## OBJECTIVE
In the listing below, find every line containing "steam" and copy it out.
>>>>>
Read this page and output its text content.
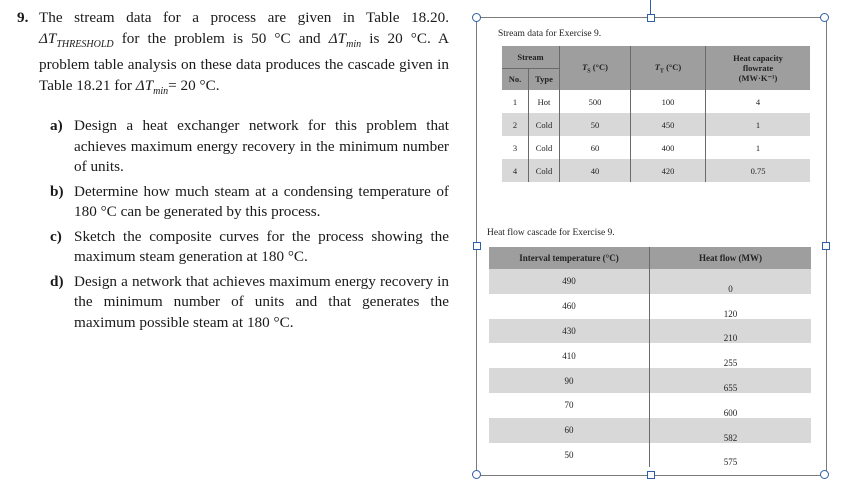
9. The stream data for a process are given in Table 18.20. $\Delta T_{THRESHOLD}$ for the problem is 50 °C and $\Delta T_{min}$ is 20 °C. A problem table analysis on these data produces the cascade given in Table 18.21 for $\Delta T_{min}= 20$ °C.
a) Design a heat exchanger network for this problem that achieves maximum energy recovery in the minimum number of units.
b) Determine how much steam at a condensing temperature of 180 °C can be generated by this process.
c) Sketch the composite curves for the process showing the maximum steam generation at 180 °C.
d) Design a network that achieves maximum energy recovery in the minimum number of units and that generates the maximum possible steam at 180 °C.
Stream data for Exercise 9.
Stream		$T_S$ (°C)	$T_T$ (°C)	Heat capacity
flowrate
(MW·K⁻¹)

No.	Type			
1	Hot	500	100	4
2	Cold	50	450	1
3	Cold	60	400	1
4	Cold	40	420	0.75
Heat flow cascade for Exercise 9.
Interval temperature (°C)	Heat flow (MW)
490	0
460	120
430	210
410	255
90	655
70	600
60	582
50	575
<<<<<
>>>>>
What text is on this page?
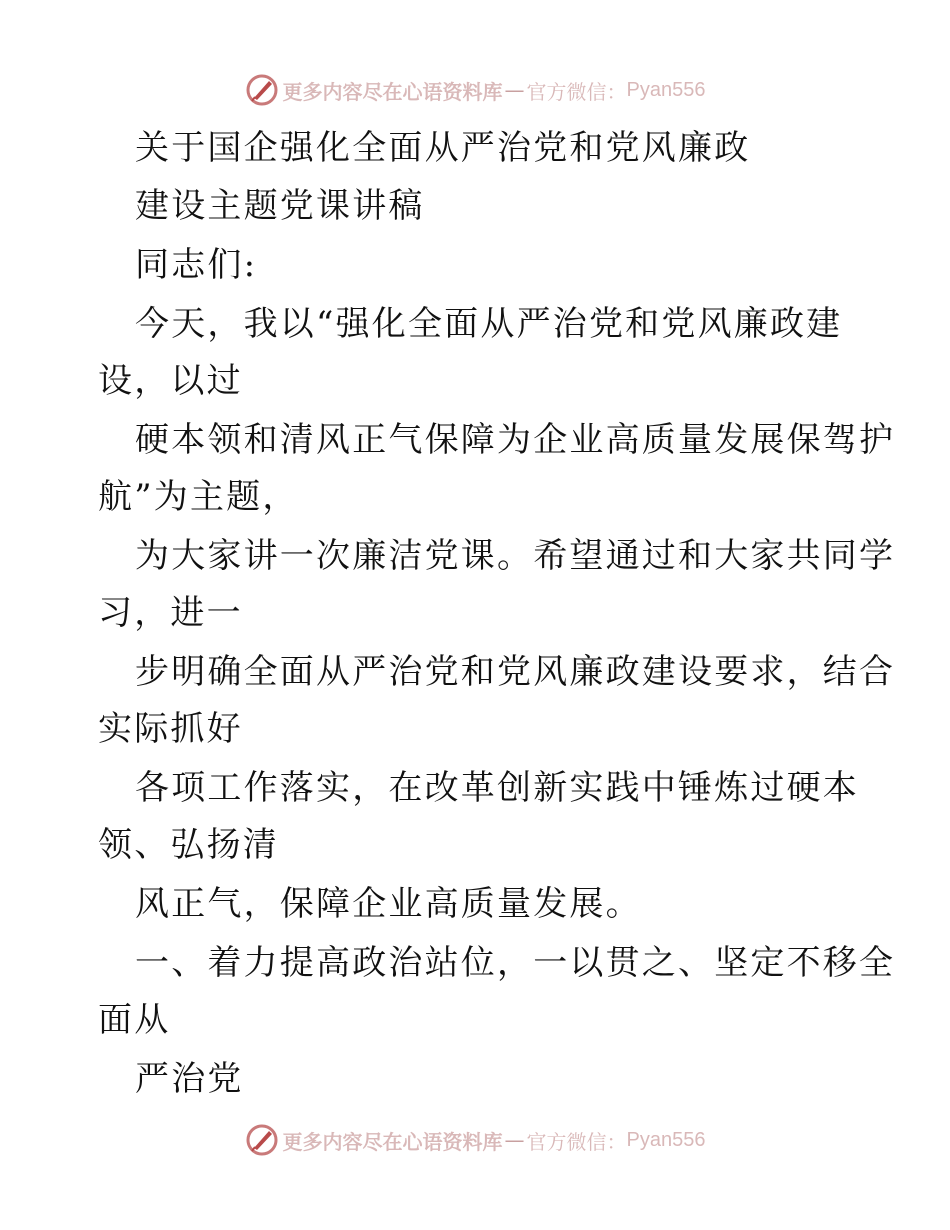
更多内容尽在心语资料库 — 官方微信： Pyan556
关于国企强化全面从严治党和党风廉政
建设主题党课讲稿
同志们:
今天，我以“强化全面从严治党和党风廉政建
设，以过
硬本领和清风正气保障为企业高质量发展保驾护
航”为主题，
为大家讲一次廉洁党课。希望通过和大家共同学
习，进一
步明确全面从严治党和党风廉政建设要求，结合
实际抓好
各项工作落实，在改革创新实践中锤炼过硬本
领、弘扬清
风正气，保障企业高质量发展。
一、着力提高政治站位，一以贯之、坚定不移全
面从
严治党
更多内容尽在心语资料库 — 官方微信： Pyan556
<<<<<
>>>>>
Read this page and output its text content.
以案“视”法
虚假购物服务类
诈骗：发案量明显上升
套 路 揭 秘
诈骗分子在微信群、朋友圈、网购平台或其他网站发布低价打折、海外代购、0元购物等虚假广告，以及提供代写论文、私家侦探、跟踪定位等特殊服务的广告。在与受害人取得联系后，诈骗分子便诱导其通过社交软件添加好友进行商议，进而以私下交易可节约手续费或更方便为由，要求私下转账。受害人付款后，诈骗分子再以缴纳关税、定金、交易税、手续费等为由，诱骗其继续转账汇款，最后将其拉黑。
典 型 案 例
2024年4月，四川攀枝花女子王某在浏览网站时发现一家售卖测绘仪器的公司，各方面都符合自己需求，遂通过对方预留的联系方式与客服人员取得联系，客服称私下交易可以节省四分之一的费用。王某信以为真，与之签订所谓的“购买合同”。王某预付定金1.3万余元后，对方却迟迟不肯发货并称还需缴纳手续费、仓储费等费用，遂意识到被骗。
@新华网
<<<<<
## REPLY
b) Determine how much steam at a condensing temperature of 180 °C can be generated by this process.
c) Sketch the composite curves for the process showing the maximum steam generation at 180 °C.
d) Design a network that achieves maximum energy recovery in the minimum number of units and that generates the maximum possible steam at 180 °C.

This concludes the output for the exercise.